→ **Task objective**:
Omit the images, then print each record below exactly as it reads.
# # #
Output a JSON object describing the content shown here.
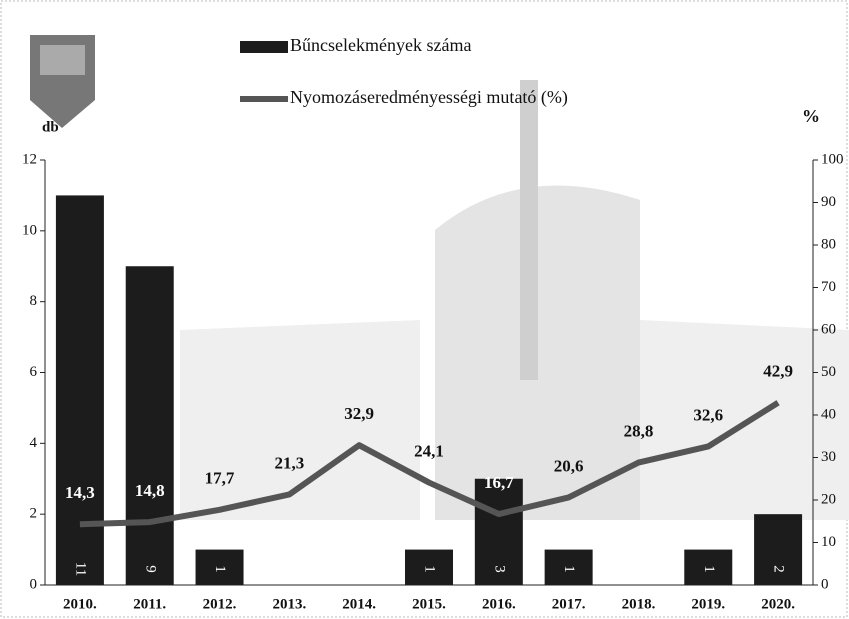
{
  "chart_data": {
    "type": "bar",
    "categories": [
      "2010.",
      "2011.",
      "2012.",
      "2013.",
      "2014.",
      "2015.",
      "2016.",
      "2017.",
      "2018.",
      "2019.",
      "2020."
    ],
    "series": [
      {
        "name": "Bűncselekmények száma",
        "type": "bar",
        "color": "#1c1c1c",
        "values": [
          11,
          9,
          1,
          null,
          null,
          1,
          3,
          1,
          null,
          1,
          2
        ]
      },
      {
        "name": "Nyomozáseredményességi mutató (%)",
        "type": "line",
        "axis": "y2",
        "color": "#555555",
        "values": [
          14.3,
          14.8,
          17.7,
          21.3,
          32.9,
          24.1,
          16.7,
          20.6,
          28.8,
          32.6,
          42.9
        ],
        "value_labels": [
          "14,3",
          "14,8",
          "17,7",
          "21,3",
          "32,9",
          "24,1",
          "16,7",
          "20,6",
          "28,8",
          "32,6",
          "42,9"
        ]
      }
    ],
    "y_label": "db",
    "y2_label": "%",
    "ylim": [
      0,
      12
    ],
    "yticks": [
      0,
      2,
      4,
      6,
      8,
      10,
      12
    ],
    "y2lim": [
      0,
      100
    ],
    "y2ticks": [
      0,
      10,
      20,
      30,
      40,
      50,
      60,
      70,
      80,
      90,
      100
    ]
  }
}
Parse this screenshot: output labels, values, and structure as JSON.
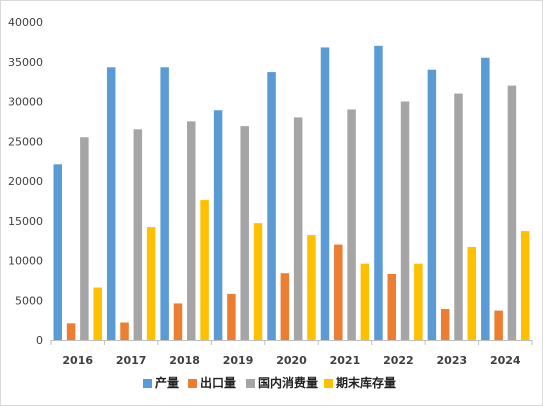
{
  "chart_data": {
    "type": "bar",
    "categories": [
      "2016",
      "2017",
      "2018",
      "2019",
      "2020",
      "2021",
      "2022",
      "2023",
      "2024"
    ],
    "series": [
      {
        "name": "产量",
        "color": "#5b9bd5",
        "values": [
          22100,
          34300,
          34300,
          28900,
          33700,
          36800,
          37000,
          34000,
          35500
        ]
      },
      {
        "name": "出口量",
        "color": "#ed7d31",
        "values": [
          2100,
          2200,
          4600,
          5800,
          8400,
          12000,
          8300,
          3900,
          3700
        ]
      },
      {
        "name": "国内消费量",
        "color": "#a5a5a5",
        "values": [
          25500,
          26500,
          27500,
          26900,
          28000,
          29000,
          30000,
          31000,
          32000
        ]
      },
      {
        "name": "期末库存量",
        "color": "#ffc000",
        "values": [
          6600,
          14200,
          17600,
          14700,
          13200,
          9600,
          9600,
          11700,
          13700
        ]
      }
    ],
    "yticks": [
      "0",
      "5000",
      "10000",
      "15000",
      "20000",
      "25000",
      "30000",
      "35000",
      "40000"
    ],
    "ylim": [
      0,
      40000
    ],
    "title": "",
    "xlabel": "",
    "ylabel": "",
    "legend_position": "bottom",
    "grid": false
  }
}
# # #
→ **Expected answer**:
Output a JSON object describing the content shown here.
{
  "chart_data": {
    "type": "bar",
    "categories": [
      "2010.",
      "2011.",
      "2012.",
      "2013.",
      "2014.",
      "2015.",
      "2016.",
      "2017.",
      "2018.",
      "2019.",
      "2020."
    ],
    "series": [
      {
        "name": "Bűncselekmények száma",
        "type": "bar",
        "color": "#1c1c1c",
        "values": [
          11,
          9,
          1,
          null,
          null,
          1,
          3,
          1,
          null,
          1,
          2
        ]
      },
      {
        "name": "Nyomozáseredményességi mutató (%)",
        "type": "line",
        "axis": "y2",
        "color": "#555555",
        "values": [
          14.3,
          14.8,
          17.7,
          21.3,
          32.9,
          24.1,
          16.7,
          20.6,
          28.8,
          32.6,
          42.9
        ],
        "value_labels": [
          "14,3",
          "14,8",
          "17,7",
          "21,3",
          "32,9",
          "24,1",
          "16,7",
          "20,6",
          "28,8",
          "32,6",
          "42,9"
        ]
      }
    ],
    "y_label": "db",
    "y2_label": "%",
    "ylim": [
      0,
      12
    ],
    "yticks": [
      0,
      2,
      4,
      6,
      8,
      10,
      12
    ],
    "y2lim": [
      0,
      100
    ],
    "y2ticks": [
      0,
      10,
      20,
      30,
      40,
      50,
      60,
      70,
      80,
      90,
      100
    ]
  }
}
Parse this screenshot: output labels, values, and structure as JSON.
{
  "chart_data": {
    "type": "bar",
    "categories": [
      "2016",
      "2017",
      "2018",
      "2019",
      "2020",
      "2021",
      "2022",
      "2023",
      "2024"
    ],
    "series": [
      {
        "name": "产量",
        "color": "#5b9bd5",
        "values": [
          22100,
          34300,
          34300,
          28900,
          33700,
          36800,
          37000,
          34000,
          35500
        ]
      },
      {
        "name": "出口量",
        "color": "#ed7d31",
        "values": [
          2100,
          2200,
          4600,
          5800,
          8400,
          12000,
          8300,
          3900,
          3700
        ]
      },
      {
        "name": "国内消费量",
        "color": "#a5a5a5",
        "values": [
          25500,
          26500,
          27500,
          26900,
          28000,
          29000,
          30000,
          31000,
          32000
        ]
      },
      {
        "name": "期末库存量",
        "color": "#ffc000",
        "values": [
          6600,
          14200,
          17600,
          14700,
          13200,
          9600,
          9600,
          11700,
          13700
        ]
      }
    ],
    "yticks": [
      "0",
      "5000",
      "10000",
      "15000",
      "20000",
      "25000",
      "30000",
      "35000",
      "40000"
    ],
    "ylim": [
      0,
      40000
    ],
    "title": "",
    "xlabel": "",
    "ylabel": "",
    "legend_position": "bottom",
    "grid": false
  }
}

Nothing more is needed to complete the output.